*The task*. Gather all lines in the data that hold the string "MODEL".

*Saved entries*.
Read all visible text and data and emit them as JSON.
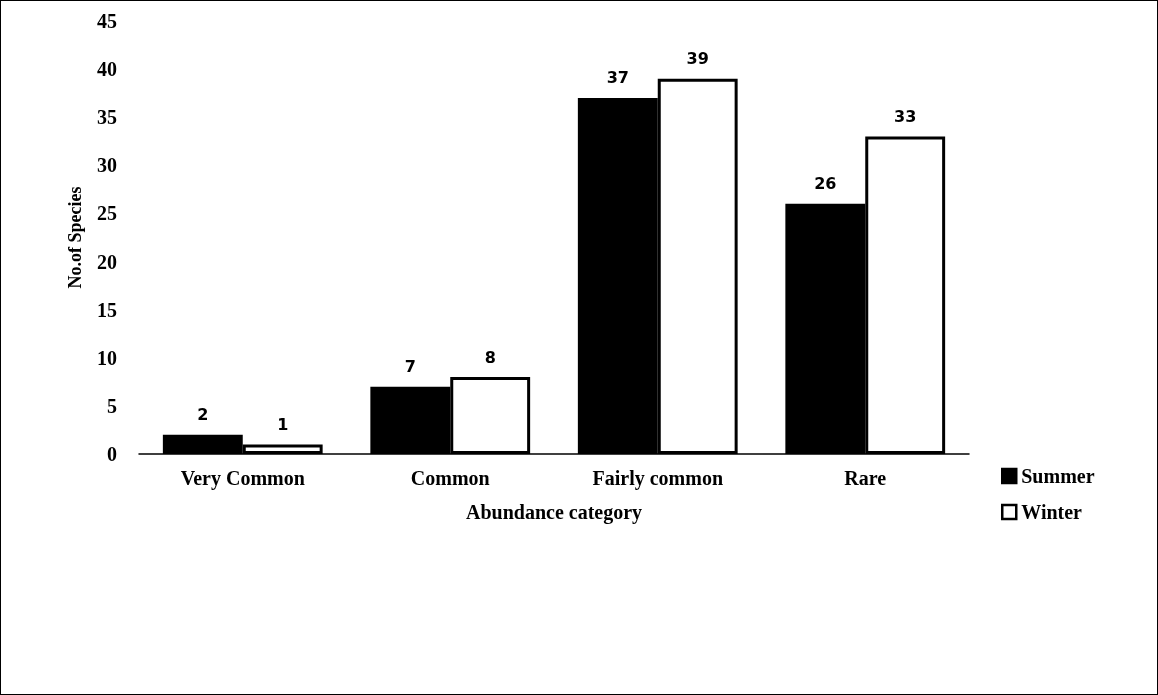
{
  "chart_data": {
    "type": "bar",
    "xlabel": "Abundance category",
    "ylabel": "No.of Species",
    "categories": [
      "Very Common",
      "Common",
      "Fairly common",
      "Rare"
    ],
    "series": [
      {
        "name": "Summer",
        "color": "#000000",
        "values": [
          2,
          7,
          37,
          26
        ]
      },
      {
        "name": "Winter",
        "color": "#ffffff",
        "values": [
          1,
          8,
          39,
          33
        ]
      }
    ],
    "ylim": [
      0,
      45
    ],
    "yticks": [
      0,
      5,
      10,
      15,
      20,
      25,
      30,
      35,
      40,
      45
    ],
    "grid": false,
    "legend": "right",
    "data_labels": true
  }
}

* * *

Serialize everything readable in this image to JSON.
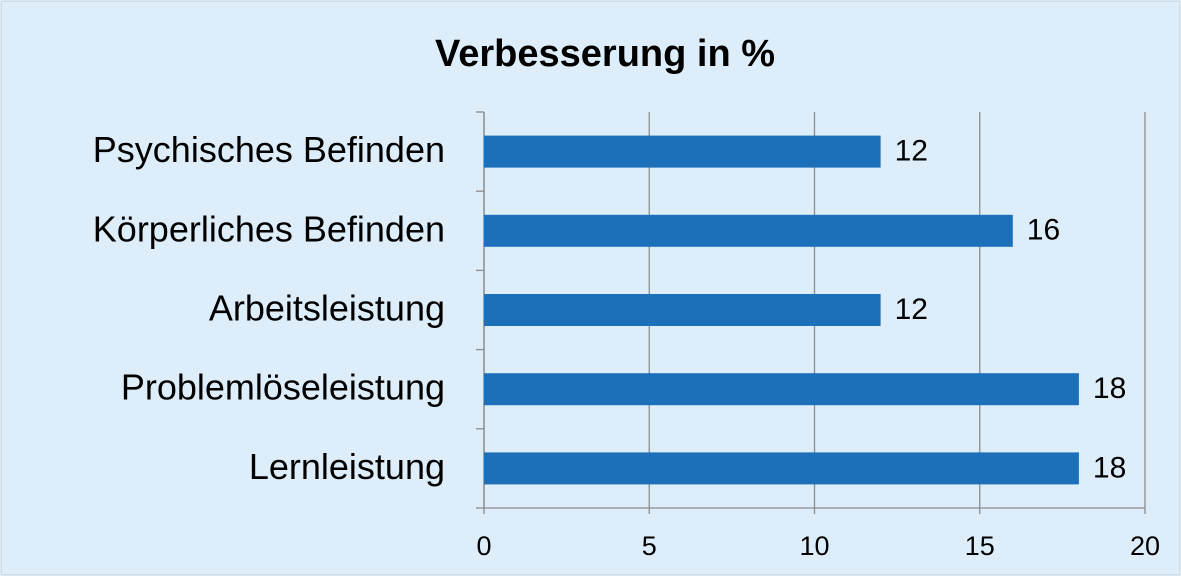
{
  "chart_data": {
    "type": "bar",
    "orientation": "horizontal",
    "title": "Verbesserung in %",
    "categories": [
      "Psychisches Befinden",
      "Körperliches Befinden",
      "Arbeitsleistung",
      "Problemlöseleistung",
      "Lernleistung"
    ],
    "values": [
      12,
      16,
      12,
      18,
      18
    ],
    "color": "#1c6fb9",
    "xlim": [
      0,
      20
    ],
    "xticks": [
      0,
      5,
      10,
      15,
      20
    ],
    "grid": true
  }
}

* * *

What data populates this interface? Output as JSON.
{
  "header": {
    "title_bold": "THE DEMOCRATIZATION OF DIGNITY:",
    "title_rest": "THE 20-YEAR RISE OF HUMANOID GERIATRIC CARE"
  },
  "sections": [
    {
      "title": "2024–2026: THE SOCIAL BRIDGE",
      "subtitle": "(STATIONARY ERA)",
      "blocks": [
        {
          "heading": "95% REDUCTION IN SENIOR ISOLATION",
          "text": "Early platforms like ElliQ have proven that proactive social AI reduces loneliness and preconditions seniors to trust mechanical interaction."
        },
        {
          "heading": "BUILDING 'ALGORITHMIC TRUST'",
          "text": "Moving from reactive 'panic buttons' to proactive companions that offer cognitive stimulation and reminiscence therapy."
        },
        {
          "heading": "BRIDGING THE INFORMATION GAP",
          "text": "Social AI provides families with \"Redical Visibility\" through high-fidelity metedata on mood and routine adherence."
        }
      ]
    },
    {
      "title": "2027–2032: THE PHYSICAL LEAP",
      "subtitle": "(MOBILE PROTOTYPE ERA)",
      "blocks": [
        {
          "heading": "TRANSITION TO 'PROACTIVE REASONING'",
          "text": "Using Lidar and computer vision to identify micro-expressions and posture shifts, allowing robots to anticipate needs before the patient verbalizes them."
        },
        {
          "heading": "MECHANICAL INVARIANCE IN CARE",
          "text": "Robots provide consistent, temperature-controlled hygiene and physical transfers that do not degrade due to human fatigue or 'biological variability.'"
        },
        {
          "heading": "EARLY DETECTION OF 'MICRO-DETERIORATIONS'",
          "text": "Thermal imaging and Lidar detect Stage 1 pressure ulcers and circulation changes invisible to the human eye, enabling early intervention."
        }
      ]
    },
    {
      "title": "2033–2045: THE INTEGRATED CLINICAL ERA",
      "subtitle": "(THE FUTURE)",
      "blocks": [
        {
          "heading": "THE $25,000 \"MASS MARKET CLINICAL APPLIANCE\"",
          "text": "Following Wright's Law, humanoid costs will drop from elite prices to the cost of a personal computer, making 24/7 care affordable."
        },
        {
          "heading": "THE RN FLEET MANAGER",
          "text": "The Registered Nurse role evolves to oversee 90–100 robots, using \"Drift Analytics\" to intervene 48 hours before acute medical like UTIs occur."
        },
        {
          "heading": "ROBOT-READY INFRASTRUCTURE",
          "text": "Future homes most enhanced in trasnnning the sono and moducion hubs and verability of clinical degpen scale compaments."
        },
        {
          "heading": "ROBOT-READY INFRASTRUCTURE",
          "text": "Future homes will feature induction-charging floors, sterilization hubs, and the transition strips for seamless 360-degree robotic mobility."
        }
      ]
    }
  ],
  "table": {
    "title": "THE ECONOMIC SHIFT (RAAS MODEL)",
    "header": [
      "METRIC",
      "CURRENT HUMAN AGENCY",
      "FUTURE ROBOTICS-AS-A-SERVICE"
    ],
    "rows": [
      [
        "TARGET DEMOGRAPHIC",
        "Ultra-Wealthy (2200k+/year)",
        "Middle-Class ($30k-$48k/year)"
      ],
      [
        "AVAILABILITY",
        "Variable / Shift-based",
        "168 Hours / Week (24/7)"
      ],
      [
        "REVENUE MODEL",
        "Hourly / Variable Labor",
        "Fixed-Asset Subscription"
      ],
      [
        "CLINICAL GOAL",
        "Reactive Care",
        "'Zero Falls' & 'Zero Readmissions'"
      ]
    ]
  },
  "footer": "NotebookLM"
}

*Task answer*.
    "title": "THE ECONOMIC SHIFT (RAAS MODEL)",
        "REVENUE MODEL",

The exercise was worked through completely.